Given problem
Look through the records below and collect all lines that hold the string "title".

::: Materials provided :::

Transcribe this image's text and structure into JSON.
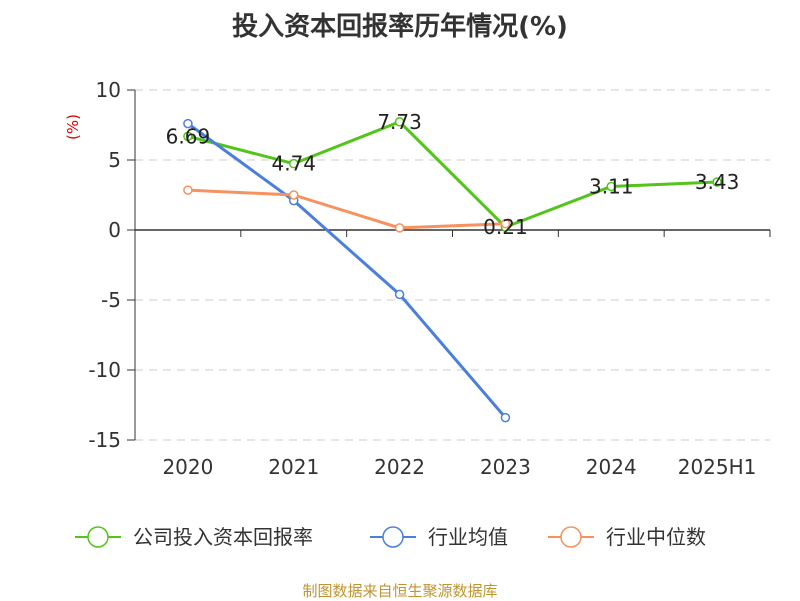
{
  "title": "投入资本回报率历年情况(%)",
  "source": "制图数据来自恒生聚源数据库",
  "chart_data": {
    "type": "line",
    "title": "投入资本回报率历年情况(%)",
    "ylabel": "(%)",
    "categories": [
      "2020",
      "2021",
      "2022",
      "2023",
      "2024",
      "2025H1"
    ],
    "ylim": [
      -15,
      10
    ],
    "yticks": [
      10,
      5,
      0,
      -5,
      -10,
      -15
    ],
    "grid": true,
    "legend_position": "bottom",
    "series": [
      {
        "name": "公司投入资本回报率",
        "color": "#52c41a",
        "values": [
          6.69,
          4.74,
          7.73,
          0.21,
          3.11,
          3.43
        ],
        "labels": [
          "6.69",
          "4.74",
          "7.73",
          "0.21",
          "3.11",
          "3.43"
        ]
      },
      {
        "name": "行业均值",
        "color": "#4a7fdb",
        "values": [
          7.6,
          2.1,
          -4.6,
          -13.4,
          null,
          null
        ]
      },
      {
        "name": "行业中位数",
        "color": "#f5925e",
        "values": [
          2.85,
          2.5,
          0.15,
          0.45,
          null,
          null
        ]
      }
    ]
  }
}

:::

Task solution
  "title": "投入资本回报率历年情况(%)",
    "title": "投入资本回报率历年情况(%)",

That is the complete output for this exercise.